Your task:
Transcribe the records below exactly, leaving out any pictures.

• • • • • • •

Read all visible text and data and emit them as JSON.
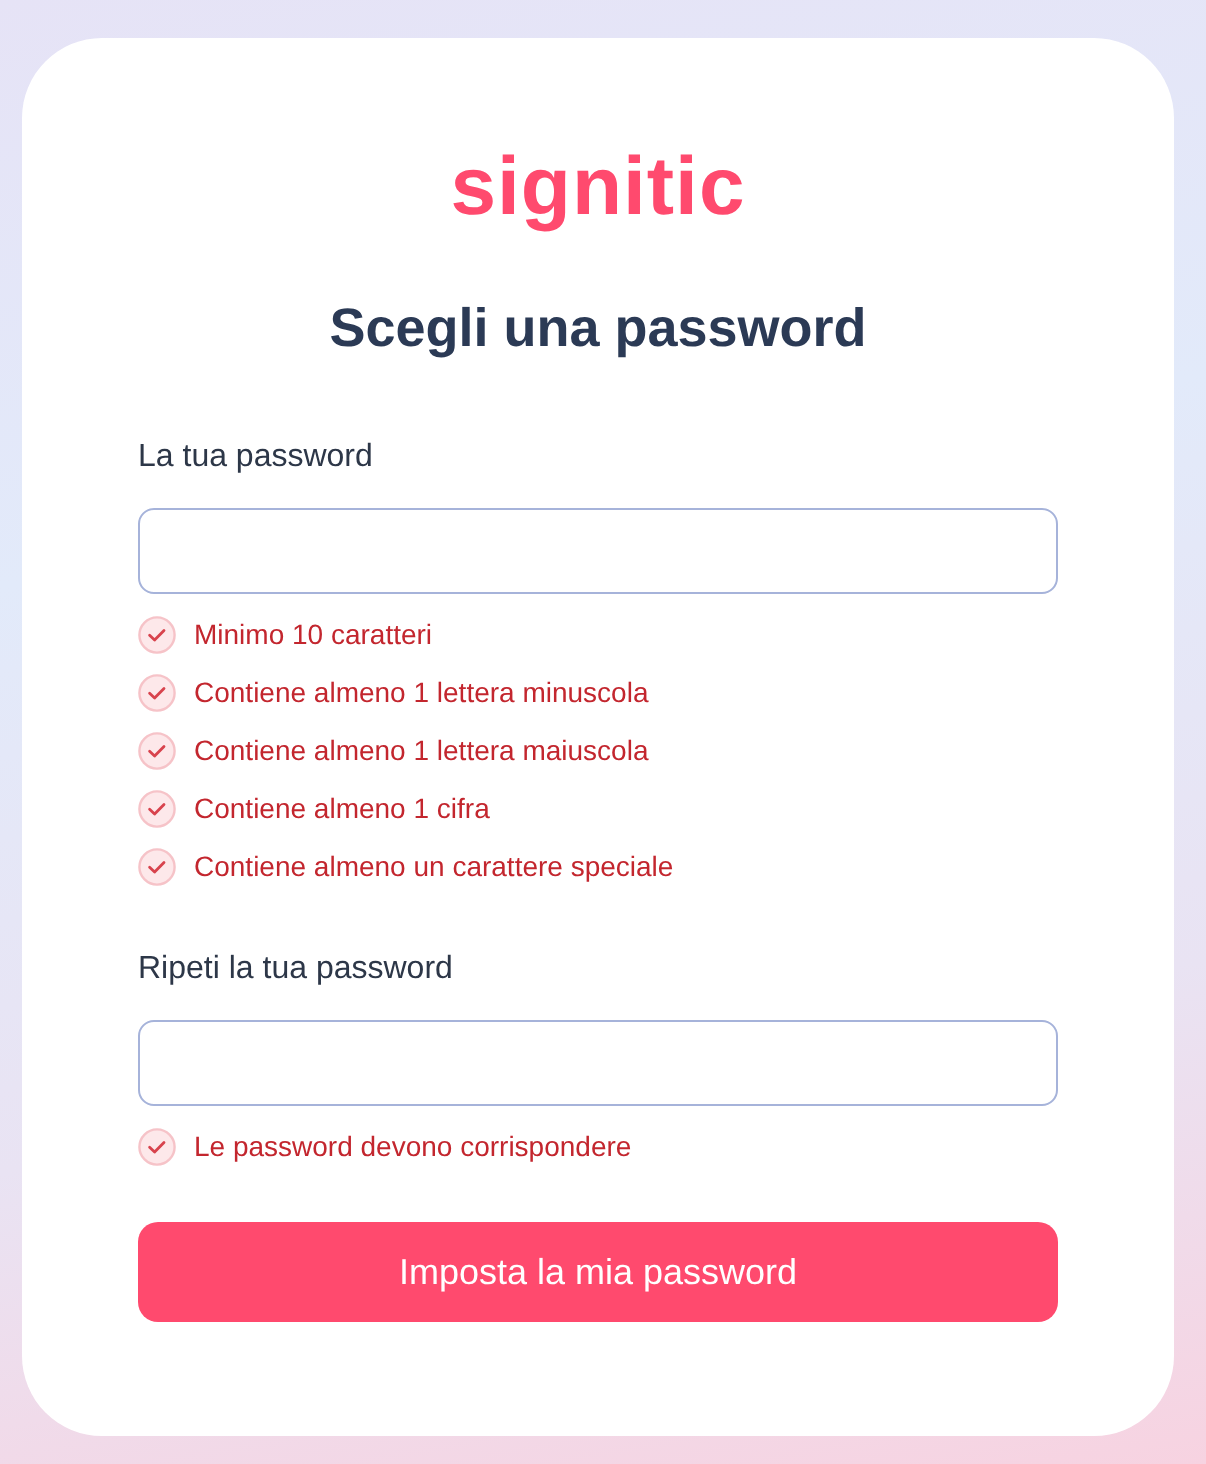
{
  "logo": {
    "text": "signitic"
  },
  "title": "Scegli una password",
  "fields": [
    {
      "label": "La tua password",
      "rules": [
        {
          "text": "Minimo 10 caratteri",
          "met": false
        },
        {
          "text": "Contiene almeno 1 lettera minuscola",
          "met": false
        },
        {
          "text": "Contiene almeno 1 lettera maiuscola",
          "met": false
        },
        {
          "text": "Contiene almeno 1 cifra",
          "met": false
        },
        {
          "text": "Contiene almeno un carattere speciale",
          "met": false
        }
      ]
    },
    {
      "label": "Ripeti la tua password",
      "rules": [
        {
          "text": "Le password devono corrispondere",
          "met": false
        }
      ]
    }
  ],
  "submit_button": {
    "label": "Imposta la mia password"
  }
}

• • • • • • •

Task response:
Read all visible text and data and emit them as JSON.
{
  "logo": {
    "text": "signitic"
  },
  "title": "Scegli una password",
  "fields": [
    {
      "label": "La tua password",
      "rules": [
        {
          "text": "Minimo 10 caratteri",
          "met": false
        },
        {
          "text": "Contiene almeno 1 lettera minuscola",
          "met": false
        },
        {
          "text": "Contiene almeno 1 lettera maiuscola",
          "met": false
        },
        {
          "text": "Contiene almeno 1 cifra",
          "met": false
        },
        {
          "text": "Contiene almeno un carattere speciale",
          "met": false
        }
      ]
    },
    {
      "label": "Ripeti la tua password",
      "rules": [
        {
          "text": "Le password devono corrispondere",
          "met": false
        }
      ]
    }
  ],
  "submit_button": {
    "label": "Imposta la mia password"
  }
}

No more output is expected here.